▶ **WHAT YOU ARE ASKED TO DO**
From the listing that follows, count the lines including "text" and give the number alone.

▶ **ENTRIES SHOWN**
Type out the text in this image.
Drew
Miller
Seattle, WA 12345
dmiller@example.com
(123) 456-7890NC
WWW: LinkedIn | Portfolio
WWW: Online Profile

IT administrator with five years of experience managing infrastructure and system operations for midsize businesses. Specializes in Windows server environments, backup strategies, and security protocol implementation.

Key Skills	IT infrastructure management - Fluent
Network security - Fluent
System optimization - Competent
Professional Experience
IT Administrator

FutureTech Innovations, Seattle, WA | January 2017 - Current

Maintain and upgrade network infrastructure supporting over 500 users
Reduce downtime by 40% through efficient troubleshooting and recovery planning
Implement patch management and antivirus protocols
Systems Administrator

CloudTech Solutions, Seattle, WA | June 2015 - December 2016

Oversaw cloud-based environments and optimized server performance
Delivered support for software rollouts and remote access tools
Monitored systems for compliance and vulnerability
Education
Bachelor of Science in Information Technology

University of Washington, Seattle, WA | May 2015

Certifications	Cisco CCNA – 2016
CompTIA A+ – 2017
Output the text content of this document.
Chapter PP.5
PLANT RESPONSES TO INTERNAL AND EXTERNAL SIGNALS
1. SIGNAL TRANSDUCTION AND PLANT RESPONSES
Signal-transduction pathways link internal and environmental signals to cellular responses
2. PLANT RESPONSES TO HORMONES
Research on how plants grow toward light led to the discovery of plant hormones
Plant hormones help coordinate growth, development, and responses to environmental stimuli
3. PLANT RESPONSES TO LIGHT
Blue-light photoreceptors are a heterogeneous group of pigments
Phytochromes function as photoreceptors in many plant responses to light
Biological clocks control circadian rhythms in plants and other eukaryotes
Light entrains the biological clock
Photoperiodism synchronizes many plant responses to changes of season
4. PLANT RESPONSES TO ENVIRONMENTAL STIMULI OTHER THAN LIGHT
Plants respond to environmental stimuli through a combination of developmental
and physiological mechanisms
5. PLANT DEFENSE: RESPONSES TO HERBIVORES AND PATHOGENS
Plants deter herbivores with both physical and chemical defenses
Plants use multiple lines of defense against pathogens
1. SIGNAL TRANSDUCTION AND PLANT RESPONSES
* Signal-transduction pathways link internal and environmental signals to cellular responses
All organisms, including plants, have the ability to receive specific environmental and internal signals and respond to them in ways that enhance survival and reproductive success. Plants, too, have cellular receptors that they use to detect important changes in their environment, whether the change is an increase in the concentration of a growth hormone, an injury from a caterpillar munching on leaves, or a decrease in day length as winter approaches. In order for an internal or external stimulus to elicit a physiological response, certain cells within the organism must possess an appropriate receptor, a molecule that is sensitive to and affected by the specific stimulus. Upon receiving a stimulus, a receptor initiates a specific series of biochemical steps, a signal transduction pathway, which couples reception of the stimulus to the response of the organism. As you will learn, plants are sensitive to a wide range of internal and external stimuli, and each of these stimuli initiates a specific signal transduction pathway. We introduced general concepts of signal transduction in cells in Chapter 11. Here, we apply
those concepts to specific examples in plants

▶ **THE COMPLETED TASK**
2